● **Task instructions**
Exclude all pictures, then copy each of the records exactly as written.

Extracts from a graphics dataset
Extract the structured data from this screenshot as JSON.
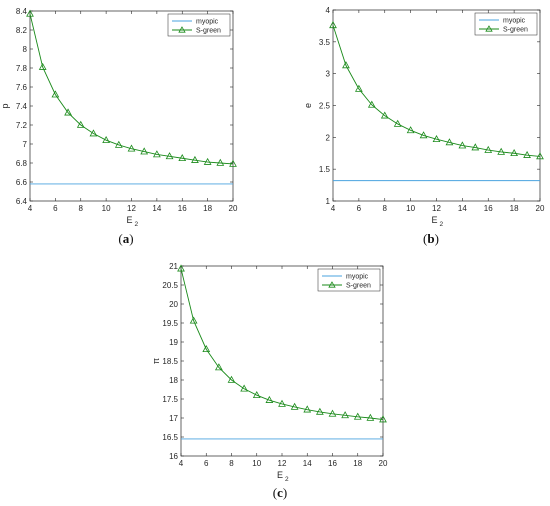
{
  "chart_data": [
    {
      "id": "a",
      "type": "line",
      "caption_letter": "a",
      "xlabel_main": "E",
      "xlabel_sub": "2",
      "ylabel": "p",
      "xlim": [
        4,
        20
      ],
      "ylim": [
        6.4,
        8.4
      ],
      "xticks": [
        4,
        6,
        8,
        10,
        12,
        14,
        16,
        18,
        20
      ],
      "yticks": [
        6.4,
        6.6,
        6.8,
        7,
        7.2,
        7.4,
        7.6,
        7.8,
        8,
        8.2,
        8.4
      ],
      "ytick_labels": [
        "6.4",
        "6.6",
        "6.8",
        "7",
        "7.2",
        "7.4",
        "7.6",
        "7.8",
        "8",
        "8.2",
        "8.4"
      ],
      "grid": false,
      "legend_position": "top-right",
      "x": [
        4,
        5,
        6,
        7,
        8,
        9,
        10,
        11,
        12,
        13,
        14,
        15,
        16,
        17,
        18,
        19,
        20
      ],
      "series": [
        {
          "name": "myopic",
          "color": "#4aa3df",
          "marker": "none",
          "values": [
            6.58,
            6.58,
            6.58,
            6.58,
            6.58,
            6.58,
            6.58,
            6.58,
            6.58,
            6.58,
            6.58,
            6.58,
            6.58,
            6.58,
            6.58,
            6.58,
            6.58
          ]
        },
        {
          "name": "S-green",
          "color": "#1a8a1a",
          "marker": "triangle",
          "values": [
            8.37,
            7.81,
            7.52,
            7.33,
            7.2,
            7.11,
            7.04,
            6.99,
            6.95,
            6.92,
            6.89,
            6.87,
            6.85,
            6.83,
            6.81,
            6.8,
            6.79
          ]
        }
      ]
    },
    {
      "id": "b",
      "type": "line",
      "caption_letter": "b",
      "xlabel_main": "E",
      "xlabel_sub": "2",
      "ylabel": "e",
      "xlim": [
        4,
        20
      ],
      "ylim": [
        1,
        4
      ],
      "xticks": [
        4,
        6,
        8,
        10,
        12,
        14,
        16,
        18,
        20
      ],
      "yticks": [
        1,
        1.5,
        2,
        2.5,
        3,
        3.5,
        4
      ],
      "ytick_labels": [
        "1",
        "1.5",
        "2",
        "2.5",
        "3",
        "3.5",
        "4"
      ],
      "grid": false,
      "legend_position": "top-right",
      "x": [
        4,
        5,
        6,
        7,
        8,
        9,
        10,
        11,
        12,
        13,
        14,
        15,
        16,
        17,
        18,
        19,
        20
      ],
      "series": [
        {
          "name": "myopic",
          "color": "#4aa3df",
          "marker": "none",
          "values": [
            1.32,
            1.32,
            1.32,
            1.32,
            1.32,
            1.32,
            1.32,
            1.32,
            1.32,
            1.32,
            1.32,
            1.32,
            1.32,
            1.32,
            1.32,
            1.32,
            1.32
          ]
        },
        {
          "name": "S-green",
          "color": "#1a8a1a",
          "marker": "triangle",
          "values": [
            3.76,
            3.13,
            2.76,
            2.51,
            2.34,
            2.21,
            2.11,
            2.03,
            1.97,
            1.92,
            1.87,
            1.84,
            1.8,
            1.77,
            1.75,
            1.72,
            1.7
          ]
        }
      ]
    },
    {
      "id": "c",
      "type": "line",
      "caption_letter": "c",
      "xlabel_main": "E",
      "xlabel_sub": "2",
      "ylabel": "π",
      "xlim": [
        4,
        20
      ],
      "ylim": [
        16,
        21
      ],
      "xticks": [
        4,
        6,
        8,
        10,
        12,
        14,
        16,
        18,
        20
      ],
      "yticks": [
        16,
        16.5,
        17,
        17.5,
        18,
        18.5,
        19,
        19.5,
        20,
        20.5,
        21
      ],
      "ytick_labels": [
        "16",
        "16.5",
        "17",
        "17.5",
        "18",
        "18.5",
        "19",
        "19.5",
        "20",
        "20.5",
        "21"
      ],
      "grid": false,
      "legend_position": "top-right",
      "x": [
        4,
        5,
        6,
        7,
        8,
        9,
        10,
        11,
        12,
        13,
        14,
        15,
        16,
        17,
        18,
        19,
        20
      ],
      "series": [
        {
          "name": "myopic",
          "color": "#4aa3df",
          "marker": "none",
          "values": [
            16.45,
            16.45,
            16.45,
            16.45,
            16.45,
            16.45,
            16.45,
            16.45,
            16.45,
            16.45,
            16.45,
            16.45,
            16.45,
            16.45,
            16.45,
            16.45,
            16.45
          ]
        },
        {
          "name": "S-green",
          "color": "#1a8a1a",
          "marker": "triangle",
          "values": [
            20.93,
            19.56,
            18.81,
            18.33,
            18.0,
            17.77,
            17.6,
            17.47,
            17.37,
            17.29,
            17.22,
            17.16,
            17.11,
            17.07,
            17.03,
            17.0,
            16.96
          ]
        }
      ]
    }
  ]
}
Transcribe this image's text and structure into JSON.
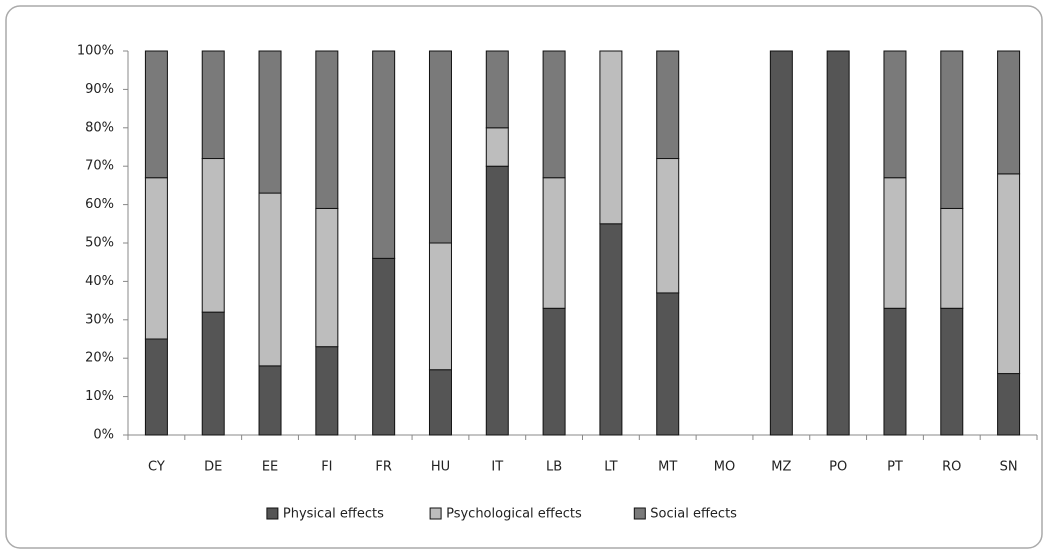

● **The response**
Extract the structured data from this screenshot as JSON.
{
  "chart_data": [
    {
      "id": "a",
      "type": "line",
      "caption_letter": "a",
      "xlabel_main": "E",
      "xlabel_sub": "2",
      "ylabel": "p",
      "xlim": [
        4,
        20
      ],
      "ylim": [
        6.4,
        8.4
      ],
      "xticks": [
        4,
        6,
        8,
        10,
        12,
        14,
        16,
        18,
        20
      ],
      "yticks": [
        6.4,
        6.6,
        6.8,
        7,
        7.2,
        7.4,
        7.6,
        7.8,
        8,
        8.2,
        8.4
      ],
      "ytick_labels": [
        "6.4",
        "6.6",
        "6.8",
        "7",
        "7.2",
        "7.4",
        "7.6",
        "7.8",
        "8",
        "8.2",
        "8.4"
      ],
      "grid": false,
      "legend_position": "top-right",
      "x": [
        4,
        5,
        6,
        7,
        8,
        9,
        10,
        11,
        12,
        13,
        14,
        15,
        16,
        17,
        18,
        19,
        20
      ],
      "series": [
        {
          "name": "myopic",
          "color": "#4aa3df",
          "marker": "none",
          "values": [
            6.58,
            6.58,
            6.58,
            6.58,
            6.58,
            6.58,
            6.58,
            6.58,
            6.58,
            6.58,
            6.58,
            6.58,
            6.58,
            6.58,
            6.58,
            6.58,
            6.58
          ]
        },
        {
          "name": "S-green",
          "color": "#1a8a1a",
          "marker": "triangle",
          "values": [
            8.37,
            7.81,
            7.52,
            7.33,
            7.2,
            7.11,
            7.04,
            6.99,
            6.95,
            6.92,
            6.89,
            6.87,
            6.85,
            6.83,
            6.81,
            6.8,
            6.79
          ]
        }
      ]
    },
    {
      "id": "b",
      "type": "line",
      "caption_letter": "b",
      "xlabel_main": "E",
      "xlabel_sub": "2",
      "ylabel": "e",
      "xlim": [
        4,
        20
      ],
      "ylim": [
        1,
        4
      ],
      "xticks": [
        4,
        6,
        8,
        10,
        12,
        14,
        16,
        18,
        20
      ],
      "yticks": [
        1,
        1.5,
        2,
        2.5,
        3,
        3.5,
        4
      ],
      "ytick_labels": [
        "1",
        "1.5",
        "2",
        "2.5",
        "3",
        "3.5",
        "4"
      ],
      "grid": false,
      "legend_position": "top-right",
      "x": [
        4,
        5,
        6,
        7,
        8,
        9,
        10,
        11,
        12,
        13,
        14,
        15,
        16,
        17,
        18,
        19,
        20
      ],
      "series": [
        {
          "name": "myopic",
          "color": "#4aa3df",
          "marker": "none",
          "values": [
            1.32,
            1.32,
            1.32,
            1.32,
            1.32,
            1.32,
            1.32,
            1.32,
            1.32,
            1.32,
            1.32,
            1.32,
            1.32,
            1.32,
            1.32,
            1.32,
            1.32
          ]
        },
        {
          "name": "S-green",
          "color": "#1a8a1a",
          "marker": "triangle",
          "values": [
            3.76,
            3.13,
            2.76,
            2.51,
            2.34,
            2.21,
            2.11,
            2.03,
            1.97,
            1.92,
            1.87,
            1.84,
            1.8,
            1.77,
            1.75,
            1.72,
            1.7
          ]
        }
      ]
    },
    {
      "id": "c",
      "type": "line",
      "caption_letter": "c",
      "xlabel_main": "E",
      "xlabel_sub": "2",
      "ylabel": "π",
      "xlim": [
        4,
        20
      ],
      "ylim": [
        16,
        21
      ],
      "xticks": [
        4,
        6,
        8,
        10,
        12,
        14,
        16,
        18,
        20
      ],
      "yticks": [
        16,
        16.5,
        17,
        17.5,
        18,
        18.5,
        19,
        19.5,
        20,
        20.5,
        21
      ],
      "ytick_labels": [
        "16",
        "16.5",
        "17",
        "17.5",
        "18",
        "18.5",
        "19",
        "19.5",
        "20",
        "20.5",
        "21"
      ],
      "grid": false,
      "legend_position": "top-right",
      "x": [
        4,
        5,
        6,
        7,
        8,
        9,
        10,
        11,
        12,
        13,
        14,
        15,
        16,
        17,
        18,
        19,
        20
      ],
      "series": [
        {
          "name": "myopic",
          "color": "#4aa3df",
          "marker": "none",
          "values": [
            16.45,
            16.45,
            16.45,
            16.45,
            16.45,
            16.45,
            16.45,
            16.45,
            16.45,
            16.45,
            16.45,
            16.45,
            16.45,
            16.45,
            16.45,
            16.45,
            16.45
          ]
        },
        {
          "name": "S-green",
          "color": "#1a8a1a",
          "marker": "triangle",
          "values": [
            20.93,
            19.56,
            18.81,
            18.33,
            18.0,
            17.77,
            17.6,
            17.47,
            17.37,
            17.29,
            17.22,
            17.16,
            17.11,
            17.07,
            17.03,
            17.0,
            16.96
          ]
        }
      ]
    }
  ]
}
Transcribe this image's text and structure into JSON.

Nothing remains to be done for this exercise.